__Written problem__. Copy every line of the data exactly, leaving nothing out.

__Stored rows__.
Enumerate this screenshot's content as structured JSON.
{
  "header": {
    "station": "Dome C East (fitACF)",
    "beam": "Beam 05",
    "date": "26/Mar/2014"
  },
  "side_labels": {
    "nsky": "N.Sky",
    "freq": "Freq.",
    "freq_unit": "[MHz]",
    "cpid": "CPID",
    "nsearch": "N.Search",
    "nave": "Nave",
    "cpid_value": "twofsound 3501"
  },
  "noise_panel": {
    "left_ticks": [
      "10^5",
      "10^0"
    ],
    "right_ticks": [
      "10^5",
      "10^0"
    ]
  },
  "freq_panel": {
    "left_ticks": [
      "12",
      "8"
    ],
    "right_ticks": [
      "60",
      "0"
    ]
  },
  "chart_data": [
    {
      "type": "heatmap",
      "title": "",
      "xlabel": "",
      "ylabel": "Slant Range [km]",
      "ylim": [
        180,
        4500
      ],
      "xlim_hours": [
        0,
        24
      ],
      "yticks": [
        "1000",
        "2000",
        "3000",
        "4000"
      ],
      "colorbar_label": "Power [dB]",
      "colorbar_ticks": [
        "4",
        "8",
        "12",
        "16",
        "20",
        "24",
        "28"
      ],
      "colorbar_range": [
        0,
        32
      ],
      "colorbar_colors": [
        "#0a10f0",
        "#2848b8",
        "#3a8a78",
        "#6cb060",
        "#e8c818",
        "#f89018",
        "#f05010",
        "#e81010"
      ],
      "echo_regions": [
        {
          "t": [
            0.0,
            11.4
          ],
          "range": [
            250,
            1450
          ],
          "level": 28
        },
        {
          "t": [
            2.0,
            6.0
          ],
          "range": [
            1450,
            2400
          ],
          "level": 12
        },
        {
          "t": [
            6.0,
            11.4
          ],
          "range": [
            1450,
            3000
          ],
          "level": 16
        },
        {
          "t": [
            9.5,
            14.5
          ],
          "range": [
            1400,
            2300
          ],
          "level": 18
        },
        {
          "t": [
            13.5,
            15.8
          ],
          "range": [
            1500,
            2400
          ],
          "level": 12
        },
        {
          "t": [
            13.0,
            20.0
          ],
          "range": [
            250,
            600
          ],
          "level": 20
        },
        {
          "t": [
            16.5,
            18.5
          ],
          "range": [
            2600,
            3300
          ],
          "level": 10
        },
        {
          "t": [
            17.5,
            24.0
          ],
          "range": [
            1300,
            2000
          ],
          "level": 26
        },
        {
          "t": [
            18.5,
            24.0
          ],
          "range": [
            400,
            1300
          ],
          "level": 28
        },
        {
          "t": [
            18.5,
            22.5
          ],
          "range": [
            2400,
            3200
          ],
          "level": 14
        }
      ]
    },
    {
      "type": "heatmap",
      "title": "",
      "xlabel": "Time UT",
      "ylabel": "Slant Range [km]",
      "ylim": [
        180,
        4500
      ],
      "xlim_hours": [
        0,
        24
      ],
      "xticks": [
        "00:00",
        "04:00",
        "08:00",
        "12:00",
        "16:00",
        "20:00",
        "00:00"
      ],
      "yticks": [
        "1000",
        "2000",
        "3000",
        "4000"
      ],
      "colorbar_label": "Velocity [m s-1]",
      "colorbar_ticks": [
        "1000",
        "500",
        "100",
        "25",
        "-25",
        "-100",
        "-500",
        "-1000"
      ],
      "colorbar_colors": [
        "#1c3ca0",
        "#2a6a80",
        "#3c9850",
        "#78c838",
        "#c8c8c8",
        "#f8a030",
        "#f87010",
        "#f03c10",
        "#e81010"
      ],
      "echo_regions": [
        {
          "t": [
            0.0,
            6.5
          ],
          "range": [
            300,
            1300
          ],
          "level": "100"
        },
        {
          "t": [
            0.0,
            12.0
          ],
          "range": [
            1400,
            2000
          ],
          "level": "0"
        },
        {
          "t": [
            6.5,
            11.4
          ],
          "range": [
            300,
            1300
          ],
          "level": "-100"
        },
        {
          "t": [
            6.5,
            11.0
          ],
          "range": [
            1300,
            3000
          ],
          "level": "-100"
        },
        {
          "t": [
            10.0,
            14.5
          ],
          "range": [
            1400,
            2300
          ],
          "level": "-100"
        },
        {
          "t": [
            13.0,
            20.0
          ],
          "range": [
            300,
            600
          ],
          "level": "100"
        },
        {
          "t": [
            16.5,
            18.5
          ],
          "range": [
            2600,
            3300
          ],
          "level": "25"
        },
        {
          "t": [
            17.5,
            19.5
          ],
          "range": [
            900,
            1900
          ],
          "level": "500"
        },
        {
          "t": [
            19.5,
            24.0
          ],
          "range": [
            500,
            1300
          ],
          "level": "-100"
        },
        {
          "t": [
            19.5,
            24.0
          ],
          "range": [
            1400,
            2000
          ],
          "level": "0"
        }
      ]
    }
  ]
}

__Result of the exercise__.
Enumerate this screenshot's content as structured JSON.
{
  "header": {
    "station": "Dome C East (fitACF)",
    "beam": "Beam 05",
    "date": "26/Mar/2014"
  },
  "side_labels": {
    "nsky": "N.Sky",
    "freq": "Freq.",
    "freq_unit": "[MHz]",
    "cpid": "CPID",
    "nsearch": "N.Search",
    "nave": "Nave",
    "cpid_value": "twofsound 3501"
  },
  "noise_panel": {
    "left_ticks": [
      "10^5",
      "10^0"
    ],
    "right_ticks": [
      "10^5",
      "10^0"
    ]
  },
  "freq_panel": {
    "left_ticks": [
      "12",
      "8"
    ],
    "right_ticks": [
      "60",
      "0"
    ]
  },
  "chart_data": [
    {
      "type": "heatmap",
      "title": "",
      "xlabel": "",
      "ylabel": "Slant Range [km]",
      "ylim": [
        180,
        4500
      ],
      "xlim_hours": [
        0,
        24
      ],
      "yticks": [
        "1000",
        "2000",
        "3000",
        "4000"
      ],
      "colorbar_label": "Power [dB]",
      "colorbar_ticks": [
        "4",
        "8",
        "12",
        "16",
        "20",
        "24",
        "28"
      ],
      "colorbar_range": [
        0,
        32
      ],
      "colorbar_colors": [
        "#0a10f0",
        "#2848b8",
        "#3a8a78",
        "#6cb060",
        "#e8c818",
        "#f89018",
        "#f05010",
        "#e81010"
      ],
      "echo_regions": [
        {
          "t": [
            0.0,
            11.4
          ],
          "range": [
            250,
            1450
          ],
          "level": 28
        },
        {
          "t": [
            2.0,
            6.0
          ],
          "range": [
            1450,
            2400
          ],
          "level": 12
        },
        {
          "t": [
            6.0,
            11.4
          ],
          "range": [
            1450,
            3000
          ],
          "level": 16
        },
        {
          "t": [
            9.5,
            14.5
          ],
          "range": [
            1400,
            2300
          ],
          "level": 18
        },
        {
          "t": [
            13.5,
            15.8
          ],
          "range": [
            1500,
            2400
          ],
          "level": 12
        },
        {
          "t": [
            13.0,
            20.0
          ],
          "range": [
            250,
            600
          ],
          "level": 20
        },
        {
          "t": [
            16.5,
            18.5
          ],
          "range": [
            2600,
            3300
          ],
          "level": 10
        },
        {
          "t": [
            17.5,
            24.0
          ],
          "range": [
            1300,
            2000
          ],
          "level": 26
        },
        {
          "t": [
            18.5,
            24.0
          ],
          "range": [
            400,
            1300
          ],
          "level": 28
        },
        {
          "t": [
            18.5,
            22.5
          ],
          "range": [
            2400,
            3200
          ],
          "level": 14
        }
      ]
    },
    {
      "type": "heatmap",
      "title": "",
      "xlabel": "Time UT",
      "ylabel": "Slant Range [km]",
      "ylim": [
        180,
        4500
      ],
      "xlim_hours": [
        0,
        24
      ],
      "xticks": [
        "00:00",
        "04:00",
        "08:00",
        "12:00",
        "16:00",
        "20:00",
        "00:00"
      ],
      "yticks": [
        "1000",
        "2000",
        "3000",
        "4000"
      ],
      "colorbar_label": "Velocity [m s-1]",
      "colorbar_ticks": [
        "1000",
        "500",
        "100",
        "25",
        "-25",
        "-100",
        "-500",
        "-1000"
      ],
      "colorbar_colors": [
        "#1c3ca0",
        "#2a6a80",
        "#3c9850",
        "#78c838",
        "#c8c8c8",
        "#f8a030",
        "#f87010",
        "#f03c10",
        "#e81010"
      ],
      "echo_regions": [
        {
          "t": [
            0.0,
            6.5
          ],
          "range": [
            300,
            1300
          ],
          "level": "100"
        },
        {
          "t": [
            0.0,
            12.0
          ],
          "range": [
            1400,
            2000
          ],
          "level": "0"
        },
        {
          "t": [
            6.5,
            11.4
          ],
          "range": [
            300,
            1300
          ],
          "level": "-100"
        },
        {
          "t": [
            6.5,
            11.0
          ],
          "range": [
            1300,
            3000
          ],
          "level": "-100"
        },
        {
          "t": [
            10.0,
            14.5
          ],
          "range": [
            1400,
            2300
          ],
          "level": "-100"
        },
        {
          "t": [
            13.0,
            20.0
          ],
          "range": [
            300,
            600
          ],
          "level": "100"
        },
        {
          "t": [
            16.5,
            18.5
          ],
          "range": [
            2600,
            3300
          ],
          "level": "25"
        },
        {
          "t": [
            17.5,
            19.5
          ],
          "range": [
            900,
            1900
          ],
          "level": "500"
        },
        {
          "t": [
            19.5,
            24.0
          ],
          "range": [
            500,
            1300
          ],
          "level": "-100"
        },
        {
          "t": [
            19.5,
            24.0
          ],
          "range": [
            1400,
            2000
          ],
          "level": "0"
        }
      ]
    }
  ]
}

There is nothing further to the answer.